§ **TASK DIRECTIONS**
Return all of the data exactly as written, without the pictures.

§ **PROVIDED RECORDS**
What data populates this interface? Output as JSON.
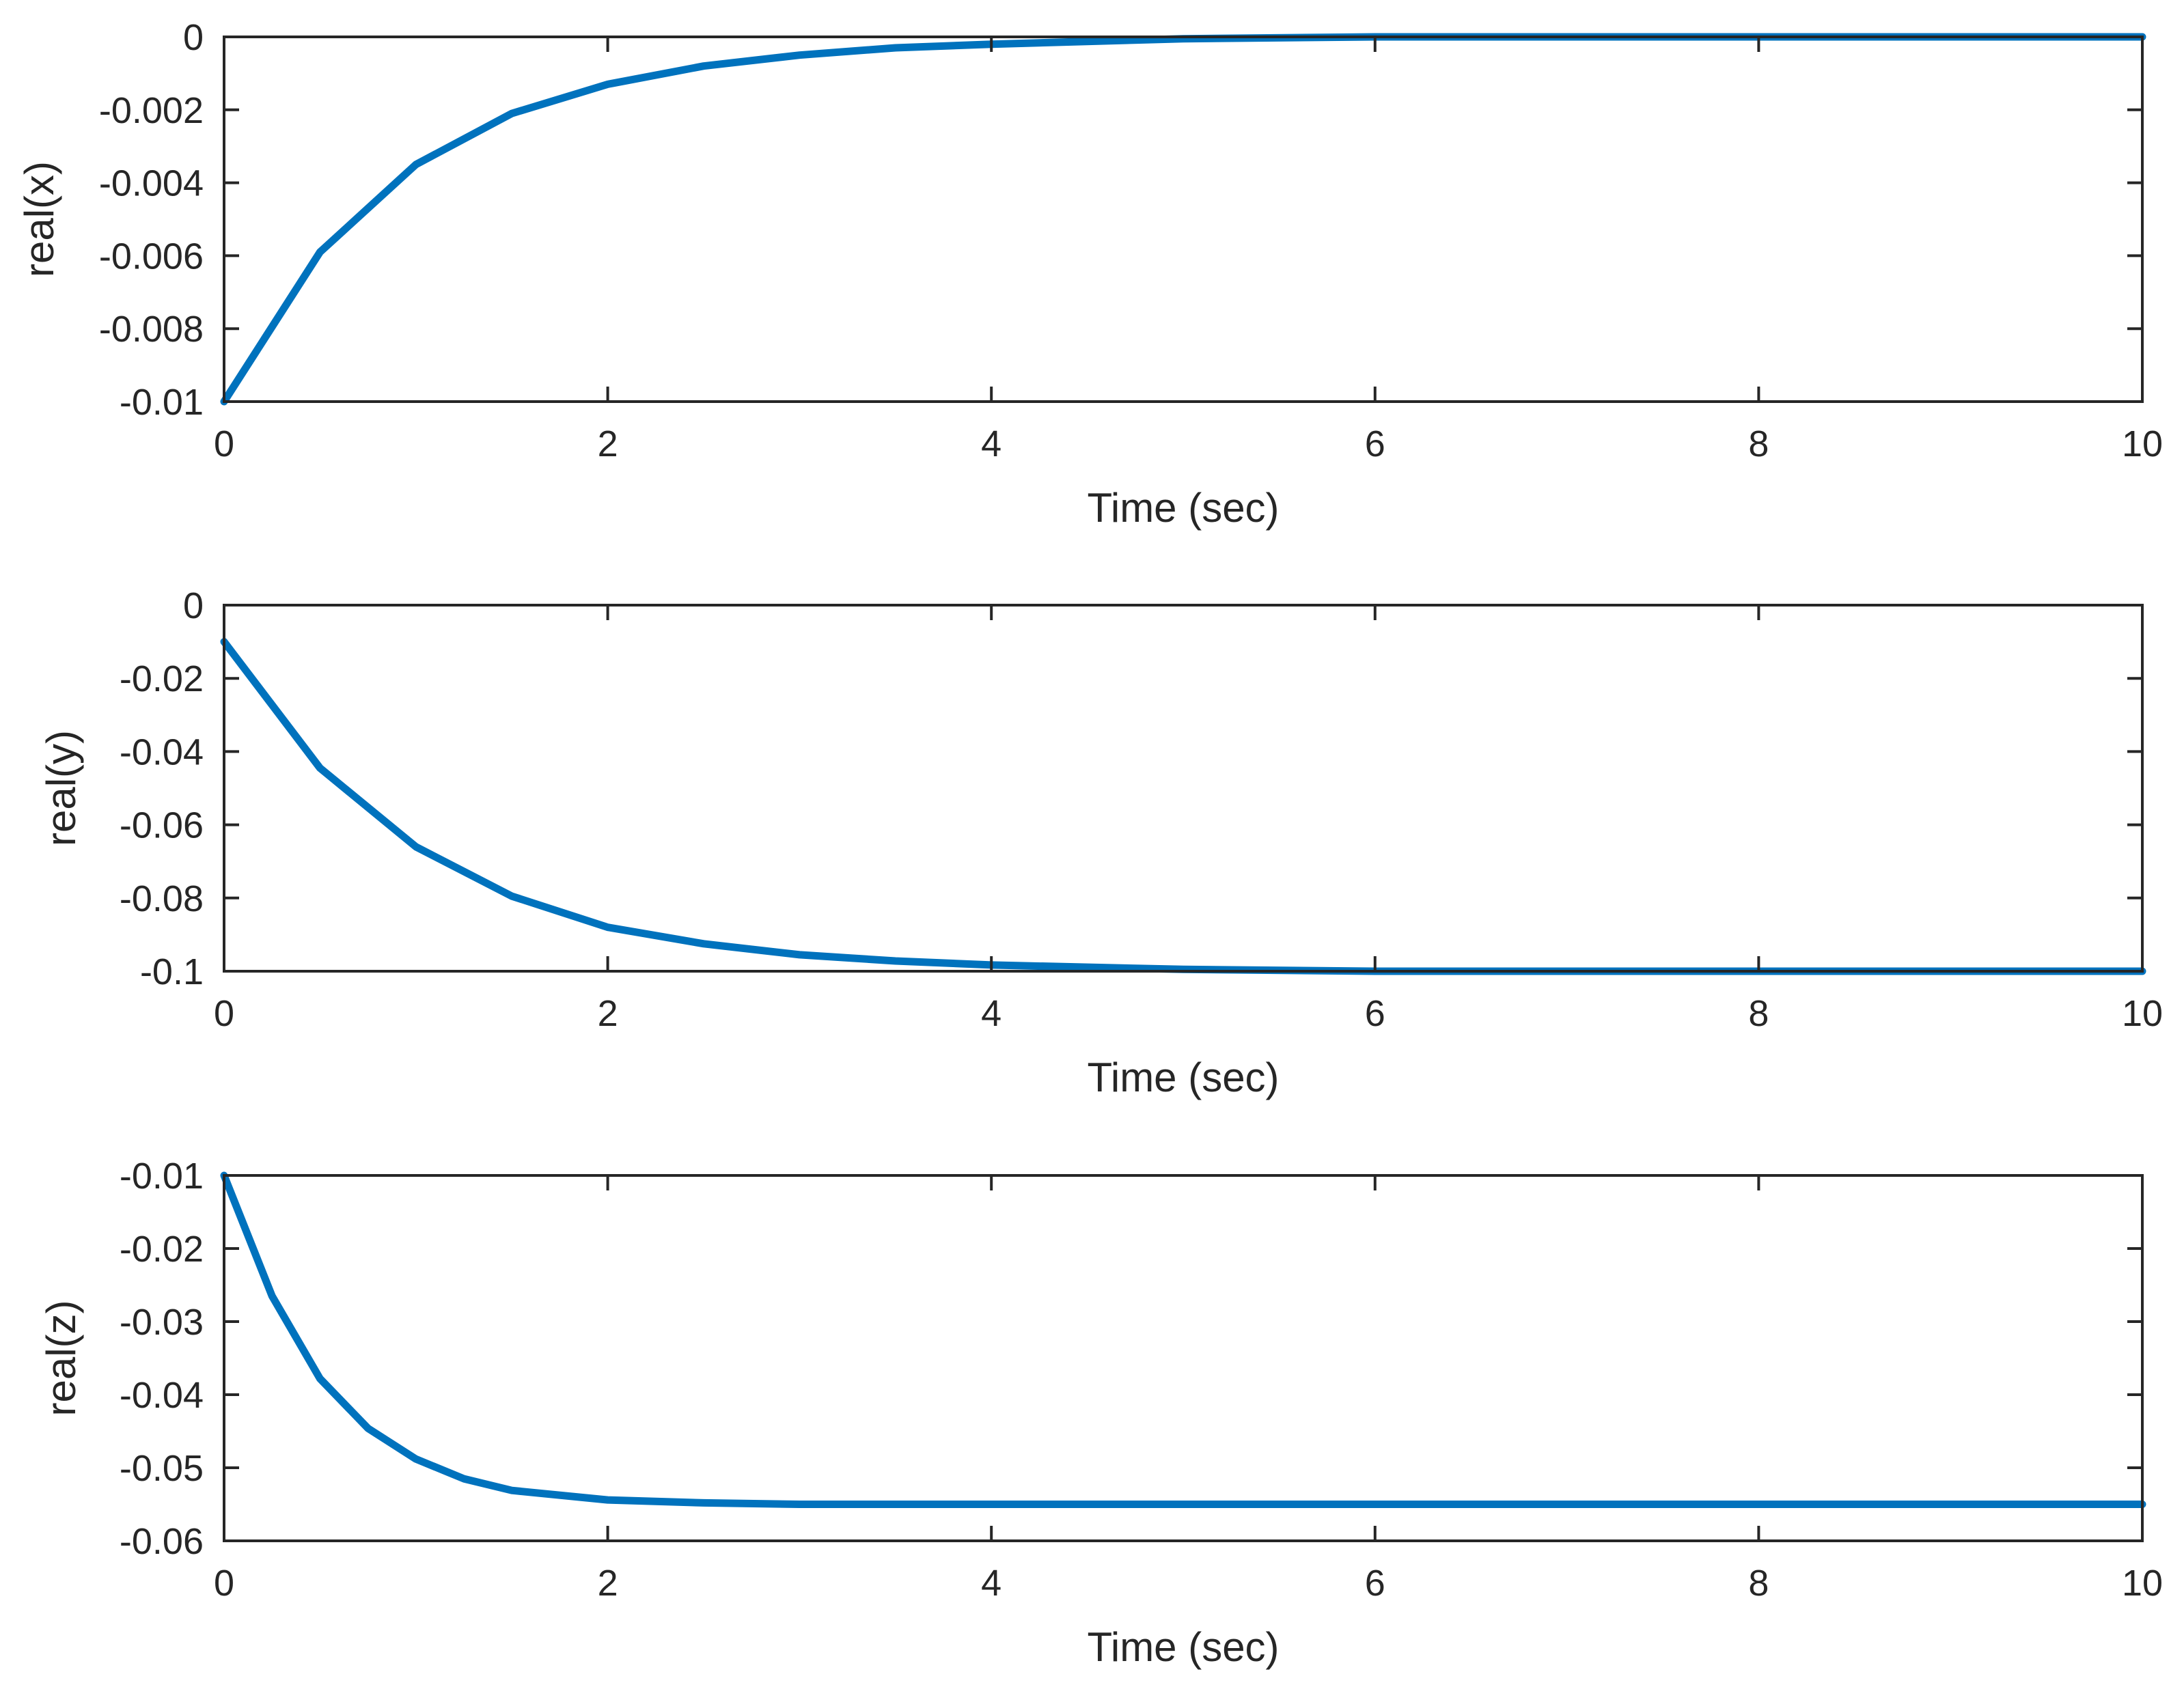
{
  "colors": {
    "line": "#0072BD",
    "axes": "#262626",
    "background": "#ffffff"
  },
  "chart_data": [
    {
      "type": "line",
      "xlabel": "Time (sec)",
      "ylabel": "real(x)",
      "xlim": [
        0,
        10
      ],
      "ylim": [
        -0.01,
        0
      ],
      "xticks": [
        0,
        2,
        4,
        6,
        8,
        10
      ],
      "yticks": [
        0,
        -0.002,
        -0.004,
        -0.006,
        -0.008,
        -0.01
      ],
      "ytick_labels": [
        "0",
        "-0.002",
        "-0.004",
        "-0.006",
        "-0.008",
        "-0.01"
      ],
      "grid": false,
      "series": [
        {
          "x": [
            0,
            0.5,
            1,
            1.5,
            2,
            2.5,
            3,
            3.5,
            4,
            5,
            6,
            7,
            8,
            9,
            10
          ],
          "y": [
            -0.01,
            -0.0059,
            -0.0035,
            -0.0021,
            -0.0013,
            -0.0008,
            -0.0005,
            -0.0003,
            -0.0002,
            -5e-05,
            0,
            0,
            0,
            0,
            0
          ]
        }
      ]
    },
    {
      "type": "line",
      "xlabel": "Time (sec)",
      "ylabel": "real(y)",
      "xlim": [
        0,
        10
      ],
      "ylim": [
        -0.1,
        0
      ],
      "xticks": [
        0,
        2,
        4,
        6,
        8,
        10
      ],
      "yticks": [
        0,
        -0.02,
        -0.04,
        -0.06,
        -0.08,
        -0.1
      ],
      "ytick_labels": [
        "0",
        "-0.02",
        "-0.04",
        "-0.06",
        "-0.08",
        "-0.1"
      ],
      "grid": false,
      "series": [
        {
          "x": [
            0,
            0.5,
            1,
            1.5,
            2,
            2.5,
            3,
            3.5,
            4,
            5,
            6,
            7,
            8,
            9,
            10
          ],
          "y": [
            -0.01,
            -0.0445,
            -0.066,
            -0.0795,
            -0.088,
            -0.0925,
            -0.0955,
            -0.0972,
            -0.0983,
            -0.0995,
            -0.1,
            -0.1,
            -0.1,
            -0.1,
            -0.1
          ]
        }
      ]
    },
    {
      "type": "line",
      "xlabel": "Time (sec)",
      "ylabel": "real(z)",
      "xlim": [
        0,
        10
      ],
      "ylim": [
        -0.06,
        -0.01
      ],
      "xticks": [
        0,
        2,
        4,
        6,
        8,
        10
      ],
      "yticks": [
        -0.01,
        -0.02,
        -0.03,
        -0.04,
        -0.05,
        -0.06
      ],
      "ytick_labels": [
        "-0.01",
        "-0.02",
        "-0.03",
        "-0.04",
        "-0.05",
        "-0.06"
      ],
      "grid": false,
      "series": [
        {
          "x": [
            0,
            0.25,
            0.5,
            0.75,
            1,
            1.25,
            1.5,
            2,
            2.5,
            3,
            4,
            5,
            6,
            7,
            8,
            9,
            10
          ],
          "y": [
            -0.01,
            -0.0265,
            -0.0378,
            -0.0446,
            -0.0488,
            -0.0515,
            -0.0531,
            -0.0544,
            -0.0548,
            -0.055,
            -0.055,
            -0.055,
            -0.055,
            -0.055,
            -0.055,
            -0.055,
            -0.055
          ]
        }
      ]
    }
  ]
}
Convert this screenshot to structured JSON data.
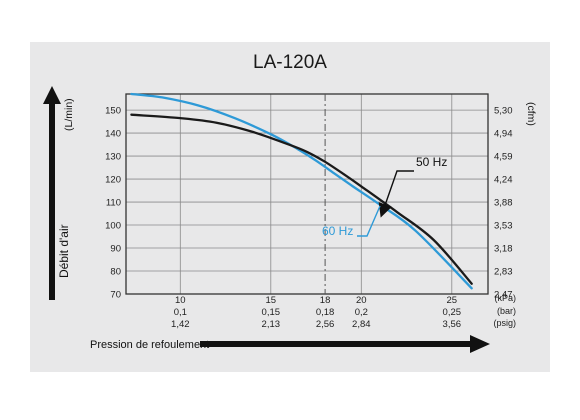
{
  "chart_data": {
    "type": "line",
    "title": "LA-120A",
    "y_label": "Débit d'air",
    "y_unit_left": "(L/min)",
    "y_unit_right": "(cfm)",
    "x_label": "Pression de refoulement",
    "x_range_kpa": [
      7,
      27
    ],
    "y_range_lmin": [
      70,
      157
    ],
    "y_ticks_left": [
      "70",
      "80",
      "90",
      "100",
      "110",
      "120",
      "130",
      "140",
      "150"
    ],
    "y_ticks_left_values": [
      70,
      80,
      90,
      100,
      110,
      120,
      130,
      140,
      150
    ],
    "y_ticks_right": [
      "2,47",
      "2,83",
      "3,18",
      "3,53",
      "3,88",
      "4,24",
      "4,59",
      "4,94",
      "5,30"
    ],
    "x_ticks": [
      {
        "kpa": 10,
        "label_kpa": "10",
        "label_bar": "0,1",
        "label_psig": "1,42"
      },
      {
        "kpa": 15,
        "label_kpa": "15",
        "label_bar": "0,15",
        "label_psig": "2,13"
      },
      {
        "kpa": 18,
        "label_kpa": "18",
        "label_bar": "0,18",
        "label_psig": "2,56"
      },
      {
        "kpa": 20,
        "label_kpa": "20",
        "label_bar": "0,2",
        "label_psig": "2,84"
      },
      {
        "kpa": 25,
        "label_kpa": "25",
        "label_bar": "0,25",
        "label_psig": "3,56"
      }
    ],
    "x_units": {
      "kpa": "(kPa)",
      "bar": "(bar)",
      "psig": "(psig)"
    },
    "dashed_line_kpa": 18,
    "series": [
      {
        "name": "50 Hz",
        "color": "#1a1a1a",
        "x": [
          7.3,
          10,
          12,
          14,
          16,
          17,
          18,
          19,
          20,
          22,
          24,
          26.1
        ],
        "y": [
          148,
          146.5,
          144.5,
          140.5,
          135,
          131.8,
          127.5,
          122.3,
          116.8,
          105.5,
          93.5,
          74.5
        ]
      },
      {
        "name": "60 Hz",
        "color": "#2e9ad7",
        "x": [
          7.3,
          9,
          11,
          13,
          15,
          16.5,
          17.5,
          18.5,
          19.5,
          21,
          23,
          26.1
        ],
        "y": [
          157,
          155.5,
          152,
          146.5,
          139.5,
          133,
          128,
          122.5,
          117,
          109,
          97.5,
          72.5
        ]
      }
    ]
  }
}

§ **CORRECT ANSWER**
What data populates this interface? Output as JSON.
{
  "colors": {
    "line": "#0072BD",
    "axes": "#262626",
    "background": "#ffffff"
  },
  "chart_data": [
    {
      "type": "line",
      "xlabel": "Time (sec)",
      "ylabel": "real(x)",
      "xlim": [
        0,
        10
      ],
      "ylim": [
        -0.01,
        0
      ],
      "xticks": [
        0,
        2,
        4,
        6,
        8,
        10
      ],
      "yticks": [
        0,
        -0.002,
        -0.004,
        -0.006,
        -0.008,
        -0.01
      ],
      "ytick_labels": [
        "0",
        "-0.002",
        "-0.004",
        "-0.006",
        "-0.008",
        "-0.01"
      ],
      "grid": false,
      "series": [
        {
          "x": [
            0,
            0.5,
            1,
            1.5,
            2,
            2.5,
            3,
            3.5,
            4,
            5,
            6,
            7,
            8,
            9,
            10
          ],
          "y": [
            -0.01,
            -0.0059,
            -0.0035,
            -0.0021,
            -0.0013,
            -0.0008,
            -0.0005,
            -0.0003,
            -0.0002,
            -5e-05,
            0,
            0,
            0,
            0,
            0
          ]
        }
      ]
    },
    {
      "type": "line",
      "xlabel": "Time (sec)",
      "ylabel": "real(y)",
      "xlim": [
        0,
        10
      ],
      "ylim": [
        -0.1,
        0
      ],
      "xticks": [
        0,
        2,
        4,
        6,
        8,
        10
      ],
      "yticks": [
        0,
        -0.02,
        -0.04,
        -0.06,
        -0.08,
        -0.1
      ],
      "ytick_labels": [
        "0",
        "-0.02",
        "-0.04",
        "-0.06",
        "-0.08",
        "-0.1"
      ],
      "grid": false,
      "series": [
        {
          "x": [
            0,
            0.5,
            1,
            1.5,
            2,
            2.5,
            3,
            3.5,
            4,
            5,
            6,
            7,
            8,
            9,
            10
          ],
          "y": [
            -0.01,
            -0.0445,
            -0.066,
            -0.0795,
            -0.088,
            -0.0925,
            -0.0955,
            -0.0972,
            -0.0983,
            -0.0995,
            -0.1,
            -0.1,
            -0.1,
            -0.1,
            -0.1
          ]
        }
      ]
    },
    {
      "type": "line",
      "xlabel": "Time (sec)",
      "ylabel": "real(z)",
      "xlim": [
        0,
        10
      ],
      "ylim": [
        -0.06,
        -0.01
      ],
      "xticks": [
        0,
        2,
        4,
        6,
        8,
        10
      ],
      "yticks": [
        -0.01,
        -0.02,
        -0.03,
        -0.04,
        -0.05,
        -0.06
      ],
      "ytick_labels": [
        "-0.01",
        "-0.02",
        "-0.03",
        "-0.04",
        "-0.05",
        "-0.06"
      ],
      "grid": false,
      "series": [
        {
          "x": [
            0,
            0.25,
            0.5,
            0.75,
            1,
            1.25,
            1.5,
            2,
            2.5,
            3,
            4,
            5,
            6,
            7,
            8,
            9,
            10
          ],
          "y": [
            -0.01,
            -0.0265,
            -0.0378,
            -0.0446,
            -0.0488,
            -0.0515,
            -0.0531,
            -0.0544,
            -0.0548,
            -0.055,
            -0.055,
            -0.055,
            -0.055,
            -0.055,
            -0.055,
            -0.055,
            -0.055
          ]
        }
      ]
    }
  ]
}
Convert this screenshot to structured JSON data.
{
  "chart_data": {
    "type": "line",
    "title": "LA-120A",
    "y_label": "Débit d'air",
    "y_unit_left": "(L/min)",
    "y_unit_right": "(cfm)",
    "x_label": "Pression de refoulement",
    "x_range_kpa": [
      7,
      27
    ],
    "y_range_lmin": [
      70,
      157
    ],
    "y_ticks_left": [
      "70",
      "80",
      "90",
      "100",
      "110",
      "120",
      "130",
      "140",
      "150"
    ],
    "y_ticks_left_values": [
      70,
      80,
      90,
      100,
      110,
      120,
      130,
      140,
      150
    ],
    "y_ticks_right": [
      "2,47",
      "2,83",
      "3,18",
      "3,53",
      "3,88",
      "4,24",
      "4,59",
      "4,94",
      "5,30"
    ],
    "x_ticks": [
      {
        "kpa": 10,
        "label_kpa": "10",
        "label_bar": "0,1",
        "label_psig": "1,42"
      },
      {
        "kpa": 15,
        "label_kpa": "15",
        "label_bar": "0,15",
        "label_psig": "2,13"
      },
      {
        "kpa": 18,
        "label_kpa": "18",
        "label_bar": "0,18",
        "label_psig": "2,56"
      },
      {
        "kpa": 20,
        "label_kpa": "20",
        "label_bar": "0,2",
        "label_psig": "2,84"
      },
      {
        "kpa": 25,
        "label_kpa": "25",
        "label_bar": "0,25",
        "label_psig": "3,56"
      }
    ],
    "x_units": {
      "kpa": "(kPa)",
      "bar": "(bar)",
      "psig": "(psig)"
    },
    "dashed_line_kpa": 18,
    "series": [
      {
        "name": "50 Hz",
        "color": "#1a1a1a",
        "x": [
          7.3,
          10,
          12,
          14,
          16,
          17,
          18,
          19,
          20,
          22,
          24,
          26.1
        ],
        "y": [
          148,
          146.5,
          144.5,
          140.5,
          135,
          131.8,
          127.5,
          122.3,
          116.8,
          105.5,
          93.5,
          74.5
        ]
      },
      {
        "name": "60 Hz",
        "color": "#2e9ad7",
        "x": [
          7.3,
          9,
          11,
          13,
          15,
          16.5,
          17.5,
          18.5,
          19.5,
          21,
          23,
          26.1
        ],
        "y": [
          157,
          155.5,
          152,
          146.5,
          139.5,
          133,
          128,
          122.5,
          117,
          109,
          97.5,
          72.5
        ]
      }
    ]
  }
}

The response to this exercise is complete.